>> start Record excerpts
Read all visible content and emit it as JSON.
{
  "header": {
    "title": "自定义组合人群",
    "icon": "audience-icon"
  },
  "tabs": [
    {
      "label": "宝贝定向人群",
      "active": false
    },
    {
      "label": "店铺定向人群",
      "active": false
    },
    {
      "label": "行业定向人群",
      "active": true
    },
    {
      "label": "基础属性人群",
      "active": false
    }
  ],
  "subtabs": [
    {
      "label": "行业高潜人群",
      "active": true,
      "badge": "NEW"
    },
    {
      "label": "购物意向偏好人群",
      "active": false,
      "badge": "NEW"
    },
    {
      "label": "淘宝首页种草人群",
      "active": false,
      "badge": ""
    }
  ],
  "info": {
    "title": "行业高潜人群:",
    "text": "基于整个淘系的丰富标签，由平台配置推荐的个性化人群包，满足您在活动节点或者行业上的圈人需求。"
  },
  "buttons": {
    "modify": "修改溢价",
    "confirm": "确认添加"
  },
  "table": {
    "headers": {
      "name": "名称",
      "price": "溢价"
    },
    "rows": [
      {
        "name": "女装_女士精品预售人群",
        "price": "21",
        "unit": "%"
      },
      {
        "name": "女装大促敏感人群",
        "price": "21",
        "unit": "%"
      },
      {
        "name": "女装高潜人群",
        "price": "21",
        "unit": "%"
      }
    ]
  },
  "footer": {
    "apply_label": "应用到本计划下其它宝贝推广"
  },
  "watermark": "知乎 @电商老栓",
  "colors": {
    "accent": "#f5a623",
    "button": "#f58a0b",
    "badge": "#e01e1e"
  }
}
>> end Record excerpts
== Problem ==
Repeat the material above exactly.

== Written solution ==
Read all visible content and emit it as JSON.
{
  "header": {
    "title": "自定义组合人群",
    "icon": "audience-icon"
  },
  "tabs": [
    {
      "label": "宝贝定向人群",
      "active": false
    },
    {
      "label": "店铺定向人群",
      "active": false
    },
    {
      "label": "行业定向人群",
      "active": true
    },
    {
      "label": "基础属性人群",
      "active": false
    }
  ],
  "subtabs": [
    {
      "label": "行业高潜人群",
      "active": true,
      "badge": "NEW"
    },
    {
      "label": "购物意向偏好人群",
      "active": false,
      "badge": "NEW"
    },
    {
      "label": "淘宝首页种草人群",
      "active": false,
      "badge": ""
    }
  ],
  "info": {
    "title": "行业高潜人群:",
    "text": "基于整个淘系的丰富标签，由平台配置推荐的个性化人群包，满足您在活动节点或者行业上的圈人需求。"
  },
  "buttons": {
    "modify": "修改溢价",
    "confirm": "确认添加"
  },
  "table": {
    "headers": {
      "name": "名称",
      "price": "溢价"
    },
    "rows": [
      {
        "name": "女装_女士精品预售人群",
        "price": "21",
        "unit": "%"
      },
      {
        "name": "女装大促敏感人群",
        "price": "21",
        "unit": "%"
      },
      {
        "name": "女装高潜人群",
        "price": "21",
        "unit": "%"
      }
    ]
  },
  "footer": {
    "apply_label": "应用到本计划下其它宝贝推广"
  },
  "watermark": "知乎 @电商老栓",
  "colors": {
    "accent": "#f5a623",
    "button": "#f58a0b",
    "badge": "#e01e1e"
  }
}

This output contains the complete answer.